§ **GOAL**:
All the entries need to be quoted exactly, apart from the pictures, which you should drop.

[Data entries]
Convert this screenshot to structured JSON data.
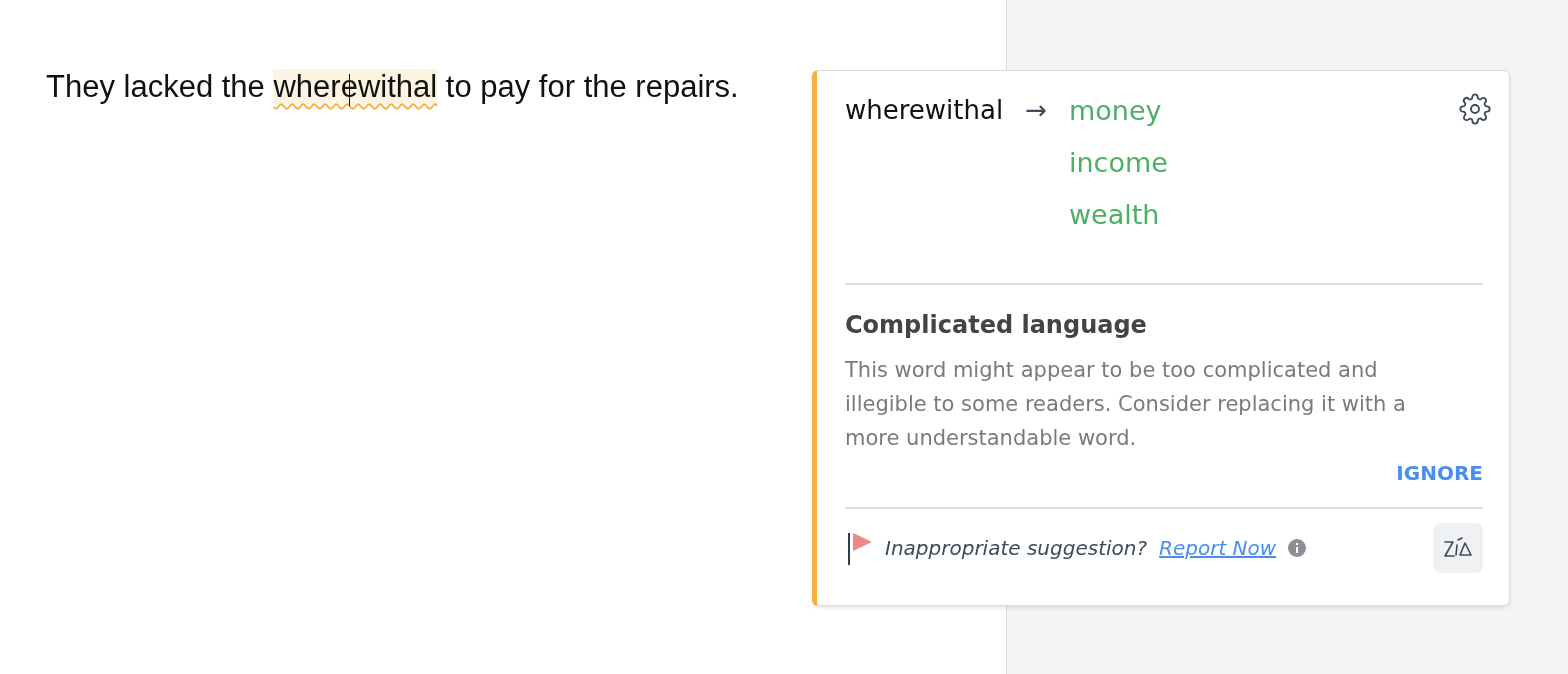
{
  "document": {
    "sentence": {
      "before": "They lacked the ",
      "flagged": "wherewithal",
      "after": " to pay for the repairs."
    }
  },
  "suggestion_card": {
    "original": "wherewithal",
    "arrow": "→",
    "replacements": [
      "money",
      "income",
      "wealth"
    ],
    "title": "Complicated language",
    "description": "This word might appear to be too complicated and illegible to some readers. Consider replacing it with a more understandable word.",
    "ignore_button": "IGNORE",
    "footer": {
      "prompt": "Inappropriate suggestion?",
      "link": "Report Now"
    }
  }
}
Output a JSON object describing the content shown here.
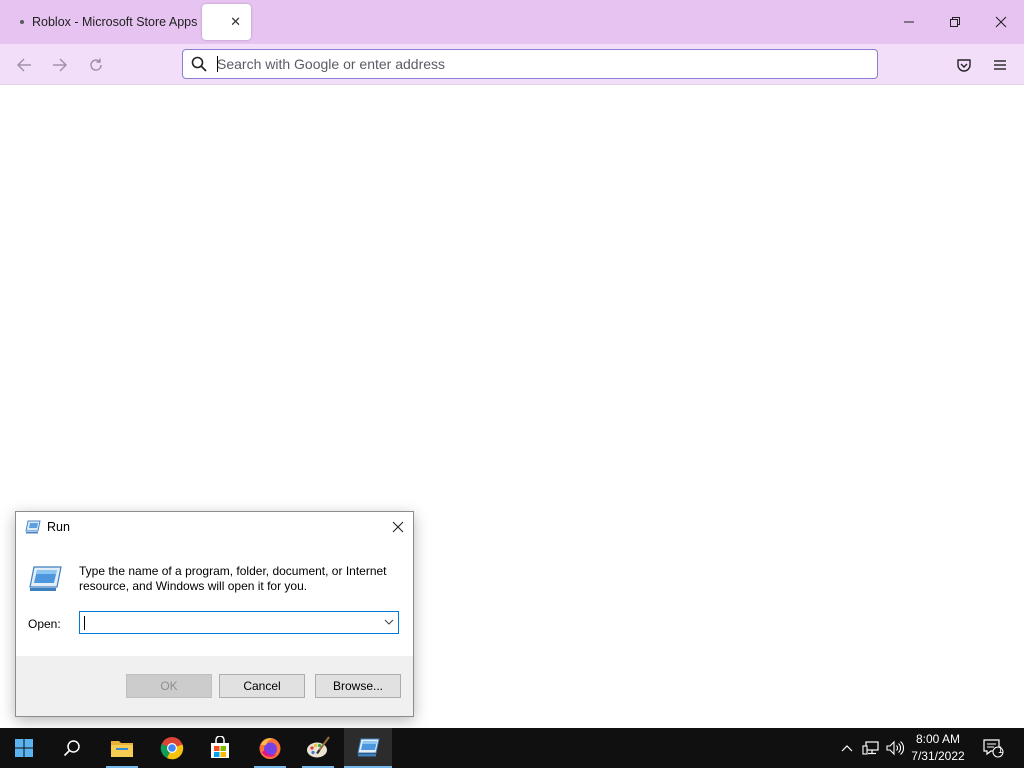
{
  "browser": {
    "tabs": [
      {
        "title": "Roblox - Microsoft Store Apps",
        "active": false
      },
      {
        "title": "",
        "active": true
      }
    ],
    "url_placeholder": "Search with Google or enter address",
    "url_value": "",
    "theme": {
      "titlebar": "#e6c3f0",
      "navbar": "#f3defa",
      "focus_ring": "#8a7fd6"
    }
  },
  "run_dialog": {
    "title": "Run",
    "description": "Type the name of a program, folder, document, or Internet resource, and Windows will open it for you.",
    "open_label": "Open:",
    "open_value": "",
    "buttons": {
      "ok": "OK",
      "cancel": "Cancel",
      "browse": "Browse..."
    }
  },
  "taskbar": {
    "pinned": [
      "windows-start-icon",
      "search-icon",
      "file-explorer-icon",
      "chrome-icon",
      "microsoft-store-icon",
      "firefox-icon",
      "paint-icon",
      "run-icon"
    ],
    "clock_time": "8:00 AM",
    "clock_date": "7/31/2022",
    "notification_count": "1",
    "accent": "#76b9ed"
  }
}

§ **RESULT FOR THIS TASK**:
Convert this screenshot to structured JSON data.
{
  "document": {
    "sentence": {
      "before": "They lacked the ",
      "flagged": "wherewithal",
      "after": " to pay for the repairs."
    }
  },
  "suggestion_card": {
    "original": "wherewithal",
    "arrow": "→",
    "replacements": [
      "money",
      "income",
      "wealth"
    ],
    "title": "Complicated language",
    "description": "This word might appear to be too complicated and illegible to some readers. Consider replacing it with a more understandable word.",
    "ignore_button": "IGNORE",
    "footer": {
      "prompt": "Inappropriate suggestion?",
      "link": "Report Now"
    }
  }
}
Output a JSON object describing the content shown here.
{
  "browser": {
    "tabs": [
      {
        "title": "Roblox - Microsoft Store Apps",
        "active": false
      },
      {
        "title": "",
        "active": true
      }
    ],
    "url_placeholder": "Search with Google or enter address",
    "url_value": "",
    "theme": {
      "titlebar": "#e6c3f0",
      "navbar": "#f3defa",
      "focus_ring": "#8a7fd6"
    }
  },
  "run_dialog": {
    "title": "Run",
    "description": "Type the name of a program, folder, document, or Internet resource, and Windows will open it for you.",
    "open_label": "Open:",
    "open_value": "",
    "buttons": {
      "ok": "OK",
      "cancel": "Cancel",
      "browse": "Browse..."
    }
  },
  "taskbar": {
    "pinned": [
      "windows-start-icon",
      "search-icon",
      "file-explorer-icon",
      "chrome-icon",
      "microsoft-store-icon",
      "firefox-icon",
      "paint-icon",
      "run-icon"
    ],
    "clock_time": "8:00 AM",
    "clock_date": "7/31/2022",
    "notification_count": "1",
    "accent": "#76b9ed"
  }
}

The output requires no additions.